— Written exercise —
Take the records below and extract, word for word, the lines from the one containing "Output the text content of this document." through the final line, inclusive. Omit pictures.

Extracted data entries
"""

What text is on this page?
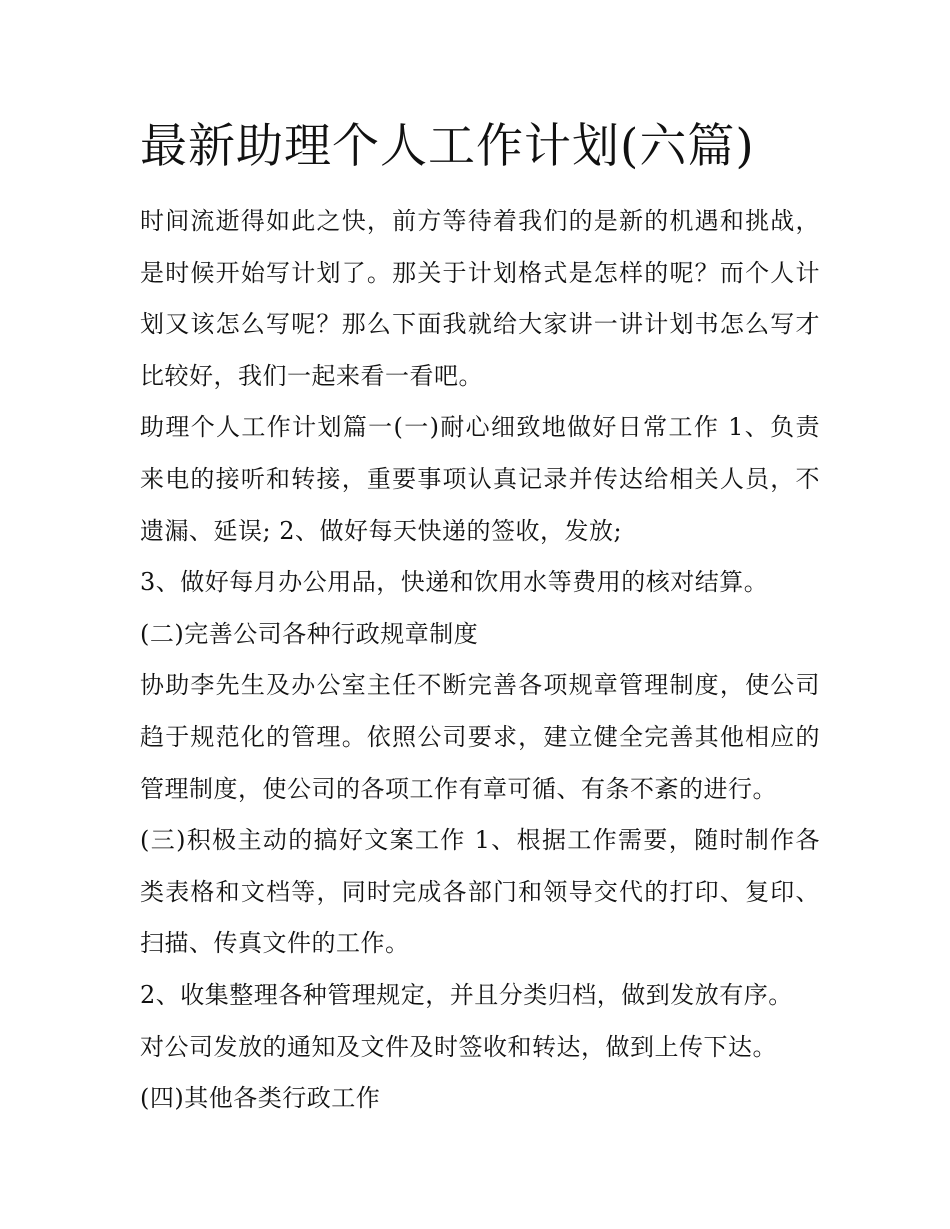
最新助理个人工作计划(六篇)

时间流逝得如此之快，前方等待着我们的是新的机遇和挑战，是时候开始写计划了。那关于计划格式是怎样的呢？而个人计划又该怎么写呢？那么下面我就给大家讲一讲计划书怎么写才比较好，我们一起来看一看吧。

助理个人工作计划篇一(一)耐心细致地做好日常工作 1、负责来电的接听和转接，重要事项认真记录并传达给相关人员，不遗漏、延误; 2、做好每天快递的签收，发放;

3、做好每月办公用品，快递和饮用水等费用的核对结算。

(二)完善公司各种行政规章制度

协助李先生及办公室主任不断完善各项规章管理制度，使公司趋于规范化的管理。依照公司要求，建立健全完善其他相应的管理制度，使公司的各项工作有章可循、有条不紊的进行。

(三)积极主动的搞好文案工作 1、根据工作需要，随时制作各类表格和文档等，同时完成各部门和领导交代的打印、复印、扫描、传真文件的工作。

2、收集整理各种管理规定，并且分类归档，做到发放有序。

对公司发放的通知及文件及时签收和转达，做到上传下达。

(四)其他各类行政工作
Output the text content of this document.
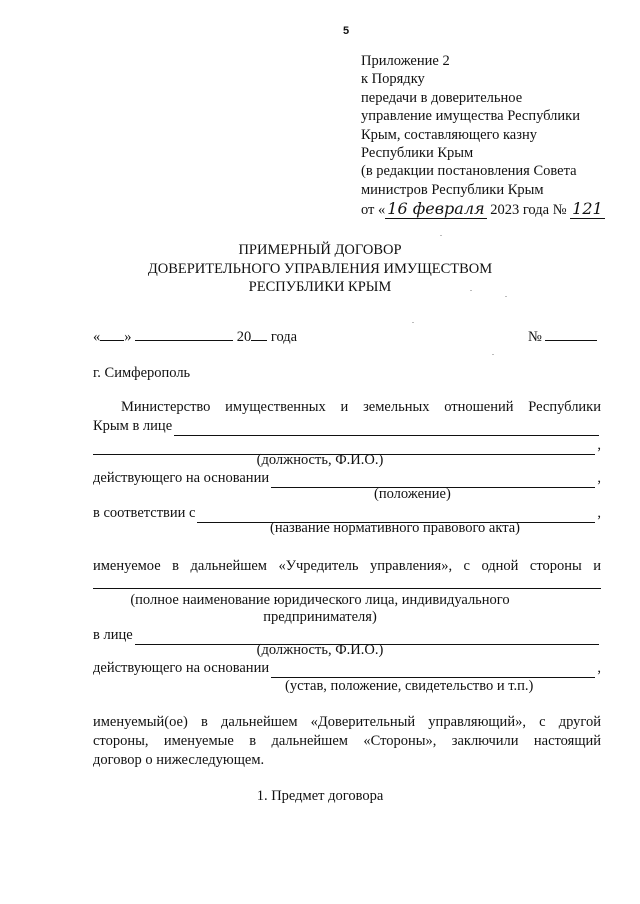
5
Приложение 2
к Порядку
передачи в доверительное
управление имущества Республики
Крым, составляющего казну
Республики Крым
(в редакции постановления Совета
министров Республики Крым
от « 16 февраля 2023 года № 121
ПРИМЕРНЫЙ ДОГОВОР
ДОВЕРИТЕЛЬНОГО УПРАВЛЕНИЯ ИМУЩЕСТВОМ
РЕСПУБЛИКИ КРЫМ
« »	20 года	№
г. Симферополь
Министерство имущественных и земельных отношений Республики
Крым в лице
,
(должность, Ф.И.О.)
действующего на основании	,
(положение)
в соответствии с	,
(название нормативного правового акта)
именуемое в дальнейшем «Учредитель управления», с одной стороны и
(полное наименование юридического лица, индивидуального
предпринимателя)
в лице
(должность, Ф.И.О.)
действующего на основании	,
(устав, положение, свидетельство и т.п.)
именуемый(ое) в дальнейшем «Доверительный управляющий», с другой
стороны, именуемые в дальнейшем «Стороны», заключили настоящий
договор о нижеследующем.
1. Предмет договора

"""

— Final result —
Output the text content of this document.
5
Приложение 2
к Порядку
передачи в доверительное
управление имущества Республики
Крым, составляющего казну
Республики Крым
(в редакции постановления Совета
министров Республики Крым
от « 16 февраля 2023 года № 121
ПРИМЕРНЫЙ ДОГОВОР
ДОВЕРИТЕЛЬНОГО УПРАВЛЕНИЯ ИМУЩЕСТВОМ
РЕСПУБЛИКИ КРЫМ
« »	20 года	№
г. Симферополь
Министерство имущественных и земельных отношений Республики
Крым в лице
,
(должность, Ф.И.О.)
действующего на основании	,
(положение)
в соответствии с	,
(название нормативного правового акта)
именуемое в дальнейшем «Учредитель управления», с одной стороны и
(полное наименование юридического лица, индивидуального
предпринимателя)
в лице
(должность, Ф.И.О.)
действующего на основании	,
(устав, положение, свидетельство и т.п.)
именуемый(ое) в дальнейшем «Доверительный управляющий», с другой
стороны, именуемые в дальнейшем «Стороны», заключили настоящий
договор о нижеследующем.
1. Предмет договора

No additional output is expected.